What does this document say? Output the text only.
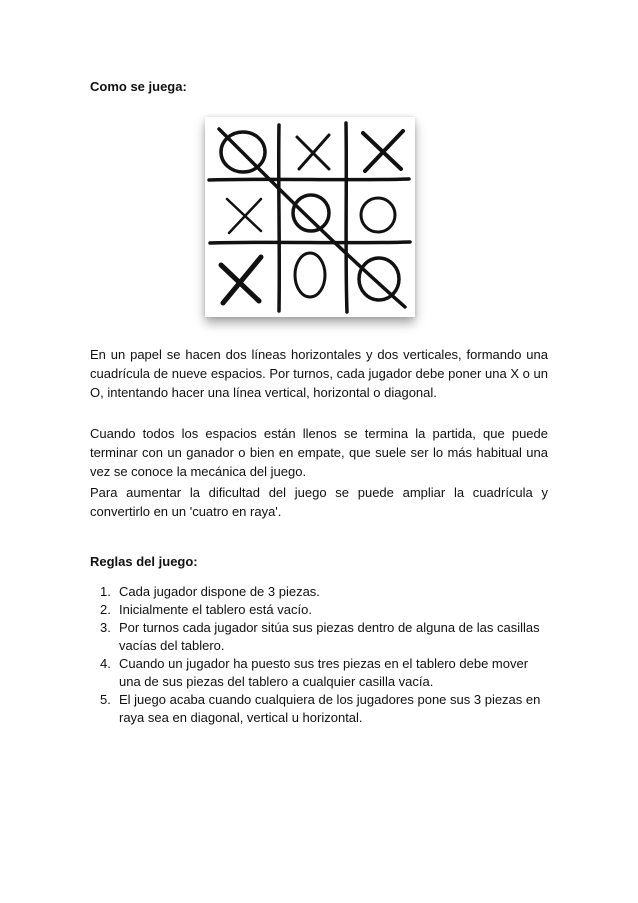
Como se juega:

En un papel se hacen dos líneas horizontales y dos verticales, formando una cuadrícula de nueve espacios. Por turnos, cada jugador debe poner una X o un O, intentando hacer una línea vertical, horizontal o diagonal.

Cuando todos los espacios están llenos se termina la partida, que puede terminar con un ganador o bien en empate, que suele ser lo más habitual una vez se conoce la mecánica del juego.

Para aumentar la dificultad del juego se puede ampliar la cuadrícula y convertirlo en un 'cuatro en raya'.

Reglas del juego:
1. Cada jugador dispone de 3 piezas.
2. Inicialmente el tablero está vacío.
3. Por turnos cada jugador sitúa sus piezas dentro de alguna de las casillas vacías del tablero.
4. Cuando un jugador ha puesto sus tres piezas en el tablero debe mover una de sus piezas del tablero a cualquier casilla vacía.
5. El juego acaba cuando cualquiera de los jugadores pone sus 3 piezas en raya sea en diagonal, vertical u horizontal.
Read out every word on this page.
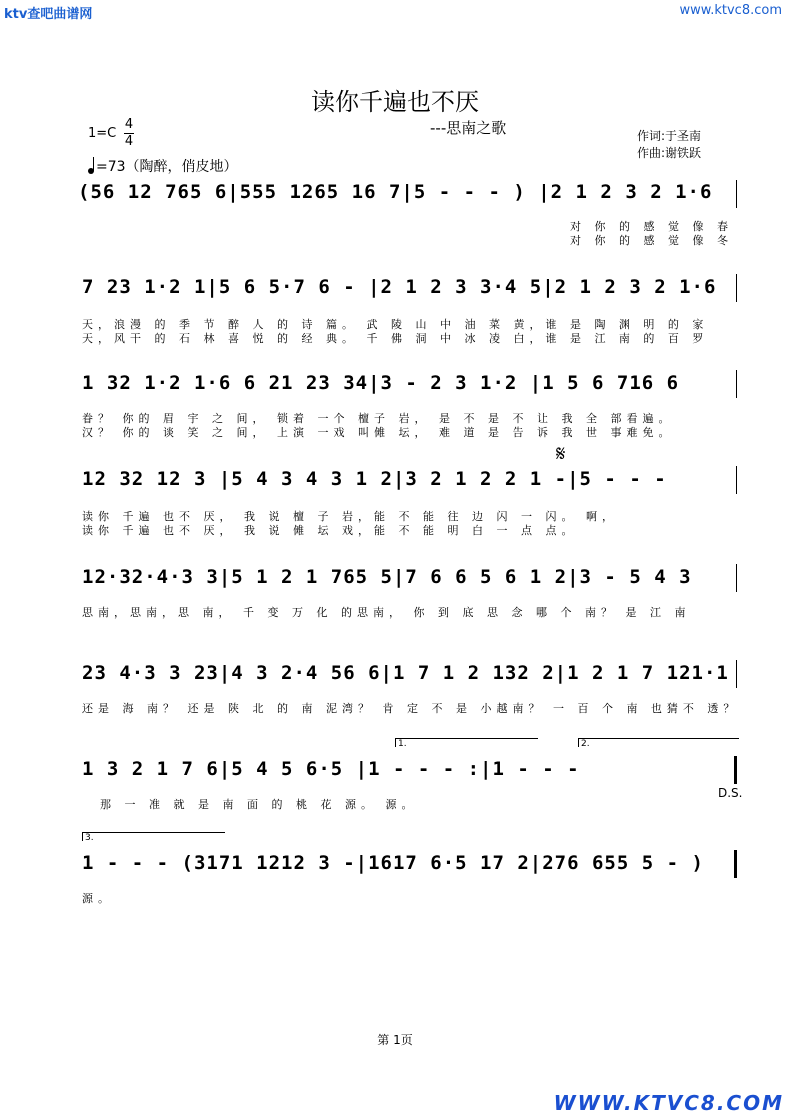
ktv查吧曲谱网	www.ktvc8.com
读你千遍也不厌
---思南之歌	作词:于圣南
作曲:谢铁跃
1=C
4
4
=73（陶醉，俏皮地）
(56 12 765 6|555 1265 16 7|5 - - - ) |2 1 2 3 2 1·6
对 你 的 感 觉 像 春
对 你 的 感 觉 像 冬
7 23 1·2 1|5 6 5·7 6 - |2 1 2 3 3·4 5|2 1 2 3 2 1·6
天，浪漫 的 季 节 醉 人 的 诗 篇。 武 陵 山 中 油 菜 黄，谁 是 陶 渊 明 的 家
天，风干 的 石 林 喜 悦 的 经 典。 千 佛 洞 中 冰 凌 白，谁 是 江 南 的 百 罗
1 32 1·2 1·6 6 21 23 34|3 - 2 3 1·2 |1 5 6 716 6
眷？ 你的 眉 宇 之 间， 锁着 一个 檀子 岩， 是 不 是 不 让 我 全 部看遍。
汉？ 你的 谈 笑 之 间， 上演 一戏 叫傩 坛， 难 道 是 告 诉 我 世 事难免。
𝄋
12 32 12 3 |5 4 3 4 3 1 2|3 2 1 2 2 1 -|5 - - -
读你 千遍 也不 厌， 我 说 檀 子 岩，能 不 能 往 边 闪 一 闪。 啊，
读你 千遍 也不 厌， 我 说 傩 坛 戏，能 不 能 明 白 一 点 点。
12·32·4·3 3|5 1 2 1 765 5|7 6 6 5 6 1 2|3 - 5 4 3
思南，思南，思 南， 千 变 万 化 的思南， 你 到 底 思 念 哪 个 南？ 是 江 南
23 4·3 3 23|4 3 2·4 56 6|1 7 1 2 132 2|1 2 1 7 121·1
还是 海 南？ 还是 陕 北 的 南 泥湾？ 肯 定 不 是 小越南？ 一 百 个 南 也猜不 透？
1.	2.
1 3 2 1 7 6|5 4 5 6·5 |1 - - - :|1 - - -
那 一 准 就 是 南 面 的 桃 花 源。 源。
D.S.
3.
1 - - - (3171 1212 3 -|1617 6·5 17 2|276 655 5 - )
源。
第 1页
WWW.KTVC8.COM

============

Determine the count of lines in the data above with the string "espacios" in them, and give that count alone.

2